> TASK DESCRIPTION
Set each entry down verbatim, omitting images.

[Extracted records]
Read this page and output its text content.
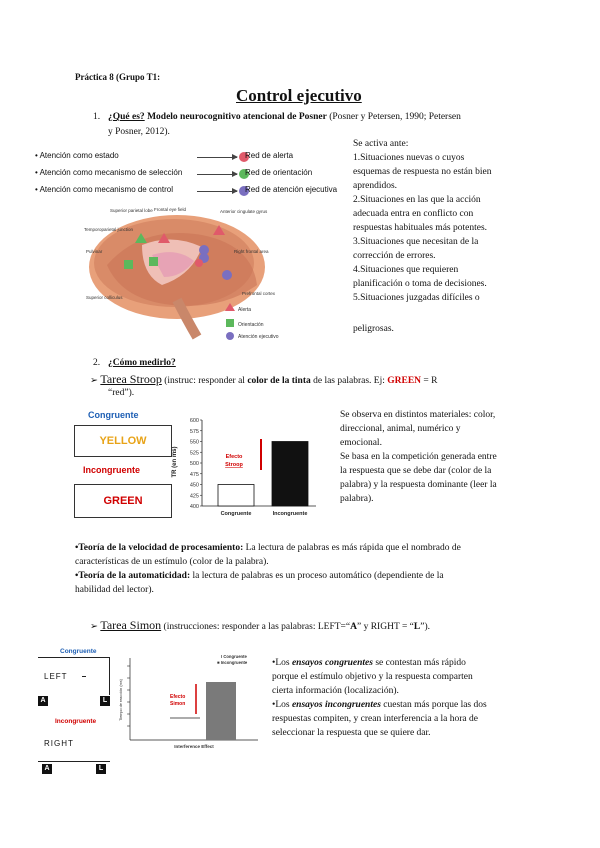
Práctica 8 (Grupo T1:
Control ejecutivo
1. ¿Qué es? Modelo neurocognitivo atencional de Posner (Posner y Petersen, 1990; Petersen
y Posner, 2012).
• Atención como estado	Red de alerta
• Atención como mecanismo de selección	Red de orientación
• Atención como mecanismo de control	Red de atención ejecutiva
Superior parietal lobe Frontal eye field	Anterior cingulate gyrus
Temporoparietal junction
Pulvinar	Right frontal area
Prefrontal cortex
Superior colliculus
Alerta
Orientación
Atención ejecutivo
Se activa ante:
1.Situaciones nuevas o cuyos
esquemas de respuesta no están bien
aprendidos.
2.Situaciones en las que la acción
adecuada entra en conflicto con
respuestas habituales más potentes.
3.Situaciones que necesitan de la
corrección de errores.
4.Situaciones que requieren
planificación o toma de decisiones.
5.Situaciones juzgadas difíciles o
peligrosas.
2. ¿Cómo medirlo?
➢ Tarea Stroop (instruc: responder al color de la tinta de las palabras. Ej: GREEN = R
“red”).
Congruente
YELLOW
Incongruente
GREEN	400
425
450
475
500
525
550
575
600
TR (en ms)
Congruente	Incongruente
Efecto
Stroop
Se observa en distintos materiales: color,
direccional, animal, numérico y
emocional.
Se basa en la competición generada entre
la respuesta que se debe dar (color de la
palabra) y la respuesta dominante (leer la
palabra).
•Teoría de la velocidad de procesamiento: La lectura de palabras es más rápida que el nombrado de
características de un estímulo (color de la palabra).
•Teoría de la automaticidad: la lectura de palabras es un proceso automático (dependiente de la
habilidad del lector).
➢ Tarea Simon (instrucciones: responder a las palabras: LEFT=“A” y RIGHT = “L”).
Congruente
LEFT
A	L
Incongruente
RIGHT
A	L
Tiempo de reacción (ms)
I Congruente
■ Incongruente
Efecto
Simon
Interference Effect
•Los ensayos congruentes se contestan más rápido
porque el estímulo objetivo y la respuesta comparten
cierta información (localización).
•Los ensayos incongruentes cuestan más porque las dos
respuestas compiten, y crean interferencia a la hora de
seleccionar la respuesta que se quiere dar.
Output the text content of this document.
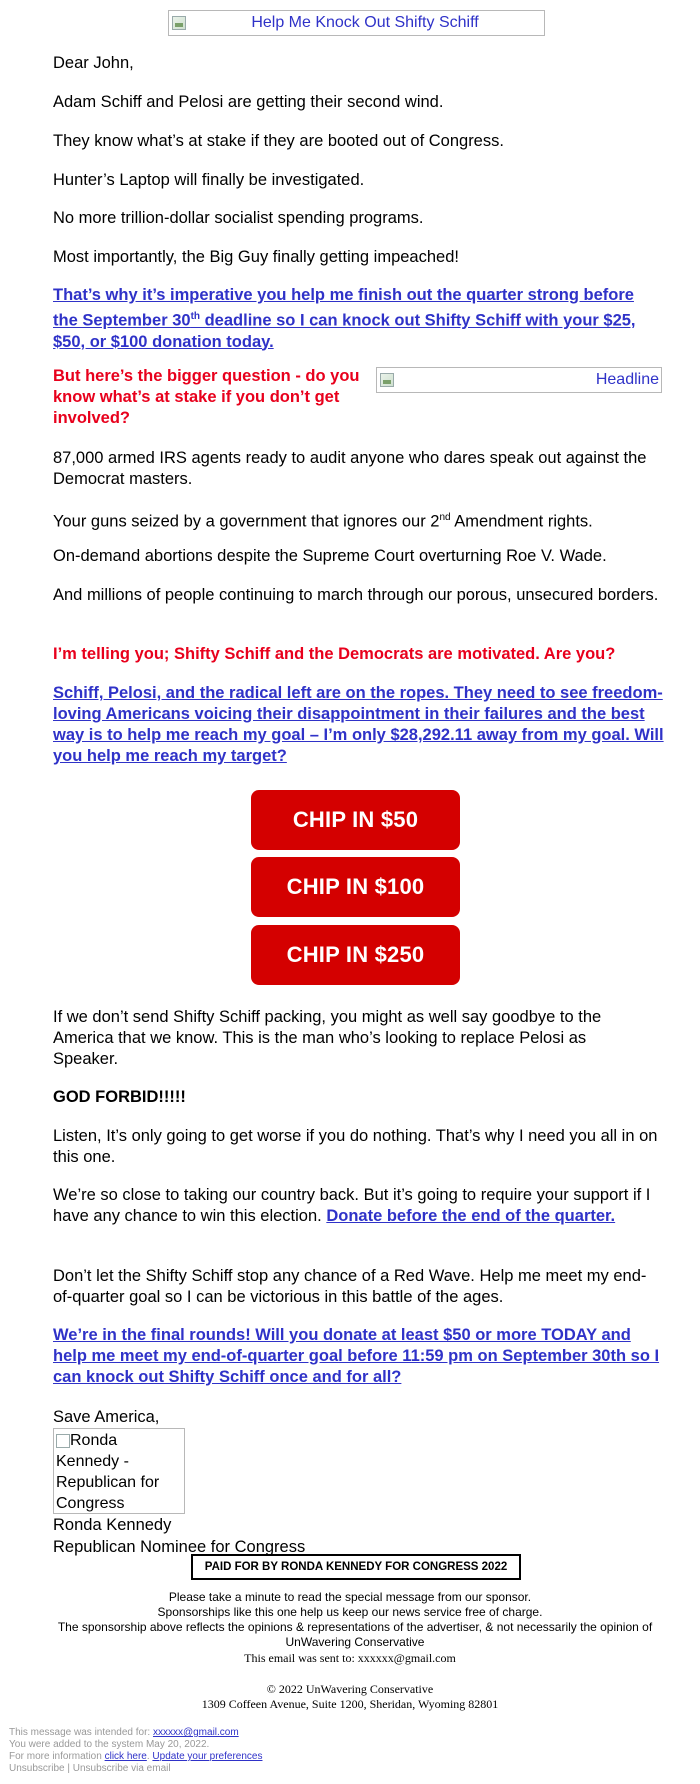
Help Me Knock Out Shifty Schiff

Dear John,

Adam Schiff and Pelosi are getting their second wind.

They know what’s at stake if they are booted out of Congress.

Hunter’s Laptop will finally be investigated.

No more trillion-dollar socialist spending programs.

Most importantly, the Big Guy finally getting impeached!

That’s why it’s imperative you help me finish out the quarter strong before the September 30th deadline so I can knock out Shifty Schiff with your $25, $50, or $100 donation today.

But here’s the bigger question - do you know what’s at stake if you don’t get involved?

Headline

87,000 armed IRS agents ready to audit anyone who dares speak out against the Democrat masters.

Your guns seized by a government that ignores our 2nd Amendment rights.

On-demand abortions despite the Supreme Court overturning Roe V. Wade.

And millions of people continuing to march through our porous, unsecured borders.

I’m telling you; Shifty Schiff and the Democrats are motivated. Are you?

Schiff, Pelosi, and the radical left are on the ropes. They need to see freedom-loving Americans voicing their disappointment in their failures and the best way is to help me reach my goal – I’m only $28,292.11 away from my goal. Will you help me reach my target?

CHIP IN $50
CHIP IN $100
CHIP IN $250

If we don’t send Shifty Schiff packing, you might as well say goodbye to the America that we know. This is the man who’s looking to replace Pelosi as Speaker.

GOD FORBID!!!!!

Listen, It’s only going to get worse if you do nothing. That’s why I need you all in on this one.

We’re so close to taking our country back. But it’s going to require your support if I have any chance to win this election. Donate before the end of the quarter.

Don’t let the Shifty Schiff stop any chance of a Red Wave. Help me meet my end-of-quarter goal so I can be victorious in this battle of the ages.

We’re in the final rounds! Will you donate at least $50 or more TODAY and help me meet my end-of-quarter goal before 11:59 pm on September 30th so I can knock out Shifty Schiff once and for all?

Save America,

Ronda Kennedy - Republican for Congress

Ronda Kennedy

Republican Nominee for Congress

PAID FOR BY RONDA KENNEDY FOR CONGRESS 2022
Please take a minute to read the special message from our sponsor.
Sponsorships like this one help us keep our news service free of charge.
The sponsorship above reflects the opinions & representations of the advertiser, & not necessarily the opinion of UnWavering Conservative
This email was sent to: xxxxxx@gmail.com
© 2022 UnWavering Conservative
1309 Coffeen Avenue, Suite 1200, Sheridan, Wyoming 82801
This message was intended for: xxxxxx@gmail.com
You were added to the system May 20, 2022.
For more information click here. Update your preferences
Unsubscribe | Unsubscribe via email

> WRITTEN REPLY
Read this page and output its text content.
Práctica 8 (Grupo T1:
Control ejecutivo
1. ¿Qué es? Modelo neurocognitivo atencional de Posner (Posner y Petersen, 1990; Petersen
y Posner, 2012).
• Atención como estado	Red de alerta
• Atención como mecanismo de selección	Red de orientación
• Atención como mecanismo de control	Red de atención ejecutiva
Superior parietal lobe Frontal eye field	Anterior cingulate gyrus
Temporoparietal junction
Pulvinar	Right frontal area
Prefrontal cortex
Superior colliculus
Alerta
Orientación
Atención ejecutivo
Se activa ante:
1.Situaciones nuevas o cuyos
esquemas de respuesta no están bien
aprendidos.
2.Situaciones en las que la acción
adecuada entra en conflicto con
respuestas habituales más potentes.
3.Situaciones que necesitan de la
corrección de errores.
4.Situaciones que requieren
planificación o toma de decisiones.
5.Situaciones juzgadas difíciles o
peligrosas.
2. ¿Cómo medirlo?
➢ Tarea Stroop (instruc: responder al color de la tinta de las palabras. Ej: GREEN = R
“red”).
Congruente
YELLOW
Incongruente
GREEN	400
425
450
475
500
525
550
575
600
TR (en ms)
Congruente	Incongruente
Efecto
Stroop
Se observa en distintos materiales: color,
direccional, animal, numérico y
emocional.
Se basa en la competición generada entre
la respuesta que se debe dar (color de la
palabra) y la respuesta dominante (leer la
palabra).
•Teoría de la velocidad de procesamiento: La lectura de palabras es más rápida que el nombrado de
características de un estímulo (color de la palabra).
•Teoría de la automaticidad: la lectura de palabras es un proceso automático (dependiente de la
habilidad del lector).
➢ Tarea Simon (instrucciones: responder a las palabras: LEFT=“A” y RIGHT = “L”).
Congruente
LEFT
A	L
Incongruente
RIGHT
A	L
Tiempo de reacción (ms)
I Congruente
■ Incongruente
Efecto
Simon
Interference Effect
•Los ensayos congruentes se contestan más rápido
porque el estímulo objetivo y la respuesta comparten
cierta información (localización).
•Los ensayos incongruentes cuestan más porque las dos
respuestas compiten, y crean interferencia a la hora de
seleccionar la respuesta que se quiere dar.
Output the text content of this document.
Help Me Knock Out Shifty Schiff

Dear John,

Adam Schiff and Pelosi are getting their second wind.

They know what’s at stake if they are booted out of Congress.

Hunter’s Laptop will finally be investigated.

No more trillion-dollar socialist spending programs.

Most importantly, the Big Guy finally getting impeached!

That’s why it’s imperative you help me finish out the quarter strong before the September 30th deadline so I can knock out Shifty Schiff with your $25, $50, or $100 donation today.

But here’s the bigger question - do you know what’s at stake if you don’t get involved?

Headline

87,000 armed IRS agents ready to audit anyone who dares speak out against the Democrat masters.

Your guns seized by a government that ignores our 2nd Amendment rights.

On-demand abortions despite the Supreme Court overturning Roe V. Wade.

And millions of people continuing to march through our porous, unsecured borders.

I’m telling you; Shifty Schiff and the Democrats are motivated. Are you?

Schiff, Pelosi, and the radical left are on the ropes. They need to see freedom-loving Americans voicing their disappointment in their failures and the best way is to help me reach my goal – I’m only $28,292.11 away from my goal. Will you help me reach my target?

CHIP IN $50
CHIP IN $100
CHIP IN $250

If we don’t send Shifty Schiff packing, you might as well say goodbye to the America that we know. This is the man who’s looking to replace Pelosi as Speaker.

GOD FORBID!!!!!

Listen, It’s only going to get worse if you do nothing. That’s why I need you all in on this one.

We’re so close to taking our country back. But it’s going to require your support if I have any chance to win this election. Donate before the end of the quarter.

Don’t let the Shifty Schiff stop any chance of a Red Wave. Help me meet my end-of-quarter goal so I can be victorious in this battle of the ages.

We’re in the final rounds! Will you donate at least $50 or more TODAY and help me meet my end-of-quarter goal before 11:59 pm on September 30th so I can knock out Shifty Schiff once and for all?

Save America,

Ronda Kennedy - Republican for Congress

Ronda Kennedy

Republican Nominee for Congress

PAID FOR BY RONDA KENNEDY FOR CONGRESS 2022
Please take a minute to read the special message from our sponsor.
Sponsorships like this one help us keep our news service free of charge.
The sponsorship above reflects the opinions & representations of the advertiser, & not necessarily the opinion of UnWavering Conservative
This email was sent to: xxxxxx@gmail.com
© 2022 UnWavering Conservative
1309 Coffeen Avenue, Suite 1200, Sheridan, Wyoming 82801
This message was intended for: xxxxxx@gmail.com
You were added to the system May 20, 2022.
For more information click here. Update your preferences
Unsubscribe | Unsubscribe via email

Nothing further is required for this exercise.